* BEGIN *
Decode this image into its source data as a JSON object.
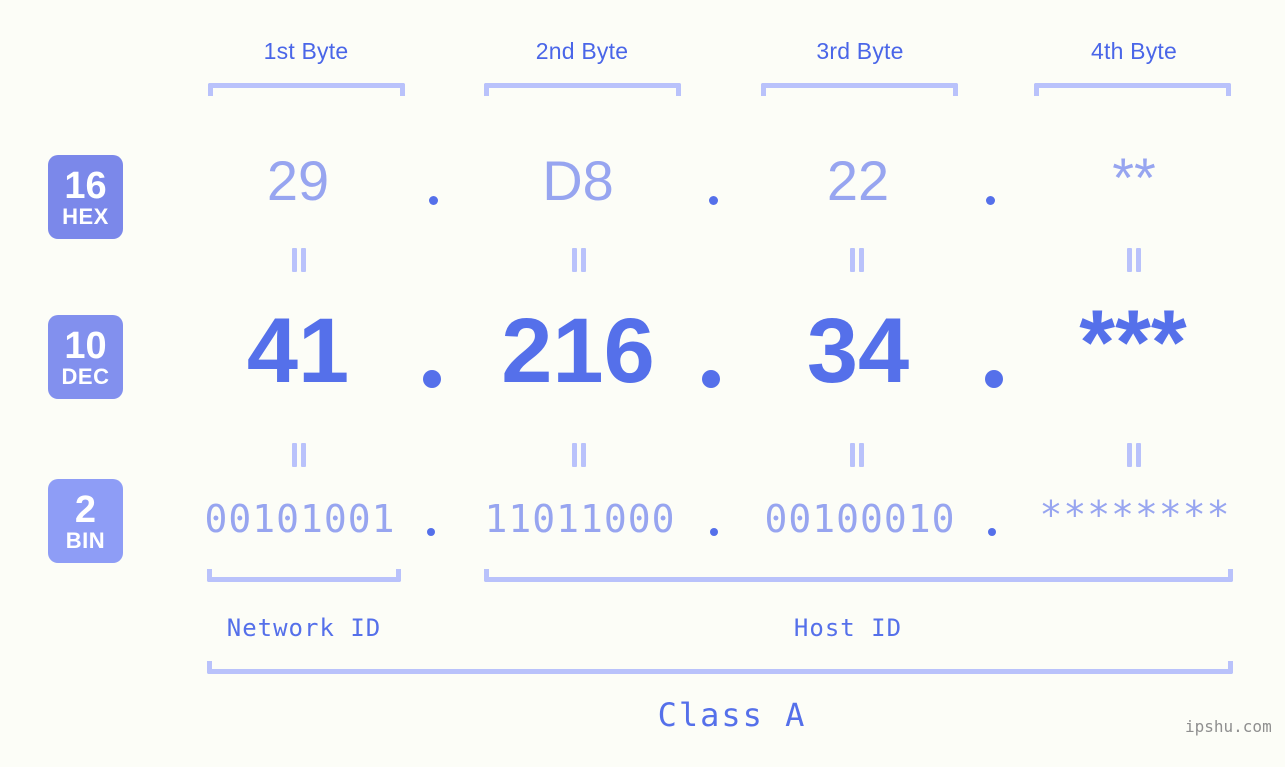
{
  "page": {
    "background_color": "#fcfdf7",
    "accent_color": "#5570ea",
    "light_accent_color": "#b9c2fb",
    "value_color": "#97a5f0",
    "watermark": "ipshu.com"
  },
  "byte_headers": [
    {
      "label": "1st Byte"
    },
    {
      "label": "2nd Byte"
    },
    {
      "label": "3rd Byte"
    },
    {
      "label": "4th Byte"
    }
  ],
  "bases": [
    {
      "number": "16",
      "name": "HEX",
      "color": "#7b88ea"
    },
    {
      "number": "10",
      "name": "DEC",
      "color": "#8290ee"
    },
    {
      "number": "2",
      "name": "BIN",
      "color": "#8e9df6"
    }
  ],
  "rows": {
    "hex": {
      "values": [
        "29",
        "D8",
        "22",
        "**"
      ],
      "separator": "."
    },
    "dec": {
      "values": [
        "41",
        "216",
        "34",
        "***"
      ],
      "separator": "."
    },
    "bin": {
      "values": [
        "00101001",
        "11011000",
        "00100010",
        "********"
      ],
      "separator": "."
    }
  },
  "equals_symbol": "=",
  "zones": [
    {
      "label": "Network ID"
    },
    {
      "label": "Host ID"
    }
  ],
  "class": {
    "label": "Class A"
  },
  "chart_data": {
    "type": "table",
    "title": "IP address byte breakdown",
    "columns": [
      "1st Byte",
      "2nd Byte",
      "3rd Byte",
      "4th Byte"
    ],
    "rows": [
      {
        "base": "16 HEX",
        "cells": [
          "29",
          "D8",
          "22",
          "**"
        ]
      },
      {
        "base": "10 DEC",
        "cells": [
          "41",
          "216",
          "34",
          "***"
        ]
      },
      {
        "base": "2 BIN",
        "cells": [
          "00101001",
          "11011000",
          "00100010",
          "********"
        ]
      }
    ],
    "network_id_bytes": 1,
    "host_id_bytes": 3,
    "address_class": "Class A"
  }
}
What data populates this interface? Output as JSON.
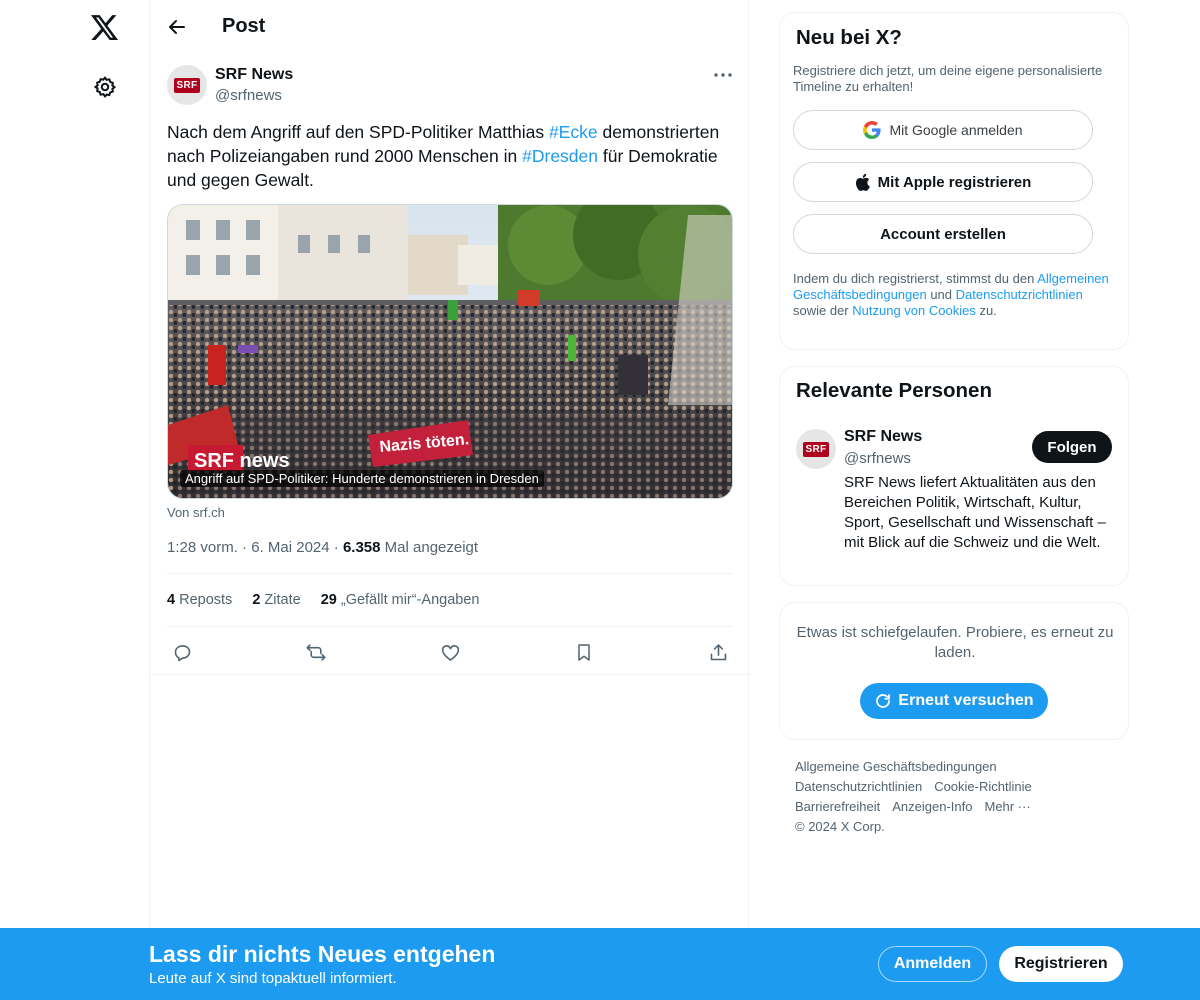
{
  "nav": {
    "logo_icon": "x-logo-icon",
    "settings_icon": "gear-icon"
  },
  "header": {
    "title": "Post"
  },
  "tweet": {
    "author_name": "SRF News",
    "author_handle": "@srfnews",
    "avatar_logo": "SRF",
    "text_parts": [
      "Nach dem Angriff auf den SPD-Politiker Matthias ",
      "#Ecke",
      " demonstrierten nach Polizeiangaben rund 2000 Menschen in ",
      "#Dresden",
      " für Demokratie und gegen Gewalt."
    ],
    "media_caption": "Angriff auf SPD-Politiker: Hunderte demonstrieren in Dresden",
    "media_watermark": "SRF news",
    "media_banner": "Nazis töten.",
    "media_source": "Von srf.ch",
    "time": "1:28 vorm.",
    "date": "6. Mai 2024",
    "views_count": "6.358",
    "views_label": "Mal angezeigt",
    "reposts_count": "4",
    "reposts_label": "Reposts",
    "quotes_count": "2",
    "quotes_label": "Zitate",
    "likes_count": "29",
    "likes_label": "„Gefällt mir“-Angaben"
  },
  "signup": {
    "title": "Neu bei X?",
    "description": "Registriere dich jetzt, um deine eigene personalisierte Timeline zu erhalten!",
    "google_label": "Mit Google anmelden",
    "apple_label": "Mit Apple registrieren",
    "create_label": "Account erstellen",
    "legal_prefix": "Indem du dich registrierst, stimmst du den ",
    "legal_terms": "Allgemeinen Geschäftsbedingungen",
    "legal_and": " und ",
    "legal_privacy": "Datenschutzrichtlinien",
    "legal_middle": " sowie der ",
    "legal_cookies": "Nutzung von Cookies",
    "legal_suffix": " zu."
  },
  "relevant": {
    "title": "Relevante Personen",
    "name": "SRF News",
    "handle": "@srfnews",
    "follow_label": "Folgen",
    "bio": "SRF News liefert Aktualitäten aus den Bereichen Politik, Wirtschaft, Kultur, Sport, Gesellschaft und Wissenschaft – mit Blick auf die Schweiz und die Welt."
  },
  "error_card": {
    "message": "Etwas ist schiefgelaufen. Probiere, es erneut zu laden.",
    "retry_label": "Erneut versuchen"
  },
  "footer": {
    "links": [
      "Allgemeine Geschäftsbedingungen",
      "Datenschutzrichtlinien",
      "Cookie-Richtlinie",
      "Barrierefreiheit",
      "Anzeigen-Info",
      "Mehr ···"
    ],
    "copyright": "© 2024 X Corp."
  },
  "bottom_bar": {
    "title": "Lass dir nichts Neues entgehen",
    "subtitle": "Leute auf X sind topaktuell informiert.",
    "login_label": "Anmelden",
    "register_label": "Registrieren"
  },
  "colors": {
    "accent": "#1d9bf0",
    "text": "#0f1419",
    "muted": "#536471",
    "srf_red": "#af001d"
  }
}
* END *
* BEGIN *
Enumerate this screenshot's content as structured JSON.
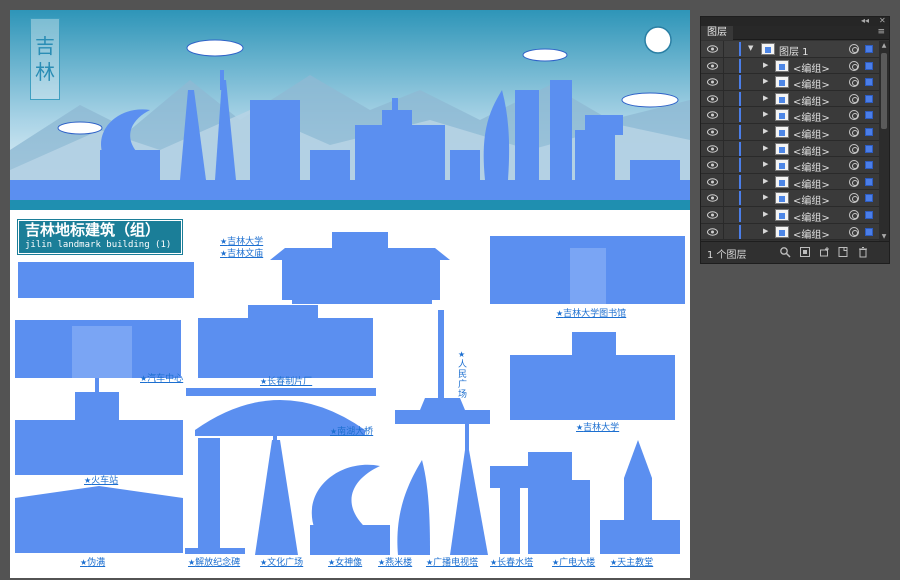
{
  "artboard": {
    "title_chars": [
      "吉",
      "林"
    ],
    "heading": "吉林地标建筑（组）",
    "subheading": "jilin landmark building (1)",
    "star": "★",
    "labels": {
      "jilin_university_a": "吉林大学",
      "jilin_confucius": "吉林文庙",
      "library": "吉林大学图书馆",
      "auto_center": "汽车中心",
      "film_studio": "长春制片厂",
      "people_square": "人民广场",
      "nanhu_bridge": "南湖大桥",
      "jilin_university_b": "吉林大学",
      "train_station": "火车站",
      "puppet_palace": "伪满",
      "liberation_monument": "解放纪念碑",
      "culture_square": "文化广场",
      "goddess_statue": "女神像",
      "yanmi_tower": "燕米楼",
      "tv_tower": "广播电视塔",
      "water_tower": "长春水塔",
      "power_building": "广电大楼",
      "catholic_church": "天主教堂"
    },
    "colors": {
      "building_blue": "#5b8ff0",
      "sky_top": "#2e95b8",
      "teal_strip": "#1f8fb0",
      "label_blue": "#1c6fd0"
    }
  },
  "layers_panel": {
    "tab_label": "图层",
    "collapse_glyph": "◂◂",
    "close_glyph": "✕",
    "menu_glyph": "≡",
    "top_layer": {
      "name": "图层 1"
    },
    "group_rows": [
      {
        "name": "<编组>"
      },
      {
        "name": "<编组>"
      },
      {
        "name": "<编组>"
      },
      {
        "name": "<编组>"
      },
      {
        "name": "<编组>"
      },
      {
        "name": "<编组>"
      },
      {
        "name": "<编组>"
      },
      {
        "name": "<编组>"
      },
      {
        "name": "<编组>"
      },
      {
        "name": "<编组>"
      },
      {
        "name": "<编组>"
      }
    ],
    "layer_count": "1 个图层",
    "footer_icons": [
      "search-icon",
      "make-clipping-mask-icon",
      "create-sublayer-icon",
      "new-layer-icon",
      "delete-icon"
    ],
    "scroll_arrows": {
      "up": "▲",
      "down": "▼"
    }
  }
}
* END *
§ **What this task involves**: Search the entries for "Dresden" and copy out each line that has it.

§ **Answer below**:
      "#Dresden",
    "media_caption": "Angriff auf SPD-Politiker: Hunderte demonstrieren in Dresden",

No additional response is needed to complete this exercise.